--- Begin ENTRIES ---

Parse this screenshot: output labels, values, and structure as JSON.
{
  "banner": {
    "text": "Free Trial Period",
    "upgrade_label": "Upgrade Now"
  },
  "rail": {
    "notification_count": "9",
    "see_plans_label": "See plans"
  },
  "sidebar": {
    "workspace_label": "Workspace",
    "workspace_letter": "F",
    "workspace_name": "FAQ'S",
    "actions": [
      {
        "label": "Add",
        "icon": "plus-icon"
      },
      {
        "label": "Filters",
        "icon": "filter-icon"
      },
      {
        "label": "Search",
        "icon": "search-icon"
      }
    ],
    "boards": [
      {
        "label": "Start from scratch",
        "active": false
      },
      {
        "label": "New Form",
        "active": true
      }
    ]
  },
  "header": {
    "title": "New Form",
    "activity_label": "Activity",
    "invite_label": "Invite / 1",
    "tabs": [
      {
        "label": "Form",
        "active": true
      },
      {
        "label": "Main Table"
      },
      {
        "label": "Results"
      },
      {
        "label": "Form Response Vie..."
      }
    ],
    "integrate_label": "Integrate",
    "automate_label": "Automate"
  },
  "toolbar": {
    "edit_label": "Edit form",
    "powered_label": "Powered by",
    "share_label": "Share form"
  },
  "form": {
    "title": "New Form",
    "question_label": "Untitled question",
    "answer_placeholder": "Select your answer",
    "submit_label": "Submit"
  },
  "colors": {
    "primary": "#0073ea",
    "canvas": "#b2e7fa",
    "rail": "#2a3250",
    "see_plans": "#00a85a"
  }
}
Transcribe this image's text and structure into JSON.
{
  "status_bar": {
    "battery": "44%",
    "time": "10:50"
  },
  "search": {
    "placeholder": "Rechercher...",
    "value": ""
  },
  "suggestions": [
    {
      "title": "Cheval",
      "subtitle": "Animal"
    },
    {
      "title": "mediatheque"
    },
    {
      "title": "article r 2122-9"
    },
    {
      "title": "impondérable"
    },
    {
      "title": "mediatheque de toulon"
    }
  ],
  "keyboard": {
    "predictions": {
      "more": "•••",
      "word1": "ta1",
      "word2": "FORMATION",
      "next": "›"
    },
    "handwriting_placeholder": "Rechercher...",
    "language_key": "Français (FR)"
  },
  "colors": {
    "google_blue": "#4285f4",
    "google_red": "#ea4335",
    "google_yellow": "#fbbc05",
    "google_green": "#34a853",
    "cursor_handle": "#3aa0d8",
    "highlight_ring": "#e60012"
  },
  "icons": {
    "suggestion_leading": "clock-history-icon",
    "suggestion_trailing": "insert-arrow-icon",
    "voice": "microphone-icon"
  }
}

--- End ENTRIES ---

# GIVEN EXERCISE
Could you transcribe the records in full, exactly?

# FINAL ANSWER
Parse this screenshot: output labels, values, and structure as JSON.
{
  "banner": {
    "text": "Free Trial Period",
    "upgrade_label": "Upgrade Now"
  },
  "rail": {
    "notification_count": "9",
    "see_plans_label": "See plans"
  },
  "sidebar": {
    "workspace_label": "Workspace",
    "workspace_letter": "F",
    "workspace_name": "FAQ'S",
    "actions": [
      {
        "label": "Add",
        "icon": "plus-icon"
      },
      {
        "label": "Filters",
        "icon": "filter-icon"
      },
      {
        "label": "Search",
        "icon": "search-icon"
      }
    ],
    "boards": [
      {
        "label": "Start from scratch",
        "active": false
      },
      {
        "label": "New Form",
        "active": true
      }
    ]
  },
  "header": {
    "title": "New Form",
    "activity_label": "Activity",
    "invite_label": "Invite / 1",
    "tabs": [
      {
        "label": "Form",
        "active": true
      },
      {
        "label": "Main Table"
      },
      {
        "label": "Results"
      },
      {
        "label": "Form Response Vie..."
      }
    ],
    "integrate_label": "Integrate",
    "automate_label": "Automate"
  },
  "toolbar": {
    "edit_label": "Edit form",
    "powered_label": "Powered by",
    "share_label": "Share form"
  },
  "form": {
    "title": "New Form",
    "question_label": "Untitled question",
    "answer_placeholder": "Select your answer",
    "submit_label": "Submit"
  },
  "colors": {
    "primary": "#0073ea",
    "canvas": "#b2e7fa",
    "rail": "#2a3250",
    "see_plans": "#00a85a"
  }
}
Transcribe this image's text and structure into JSON.
{
  "status_bar": {
    "battery": "44%",
    "time": "10:50"
  },
  "search": {
    "placeholder": "Rechercher...",
    "value": ""
  },
  "suggestions": [
    {
      "title": "Cheval",
      "subtitle": "Animal"
    },
    {
      "title": "mediatheque"
    },
    {
      "title": "article r 2122-9"
    },
    {
      "title": "impondérable"
    },
    {
      "title": "mediatheque de toulon"
    }
  ],
  "keyboard": {
    "predictions": {
      "more": "•••",
      "word1": "ta1",
      "word2": "FORMATION",
      "next": "›"
    },
    "handwriting_placeholder": "Rechercher...",
    "language_key": "Français (FR)"
  },
  "colors": {
    "google_blue": "#4285f4",
    "google_red": "#ea4335",
    "google_yellow": "#fbbc05",
    "google_green": "#34a853",
    "cursor_handle": "#3aa0d8",
    "highlight_ring": "#e60012"
  },
  "icons": {
    "suggestion_leading": "clock-history-icon",
    "suggestion_trailing": "insert-arrow-icon",
    "voice": "microphone-icon"
  }
}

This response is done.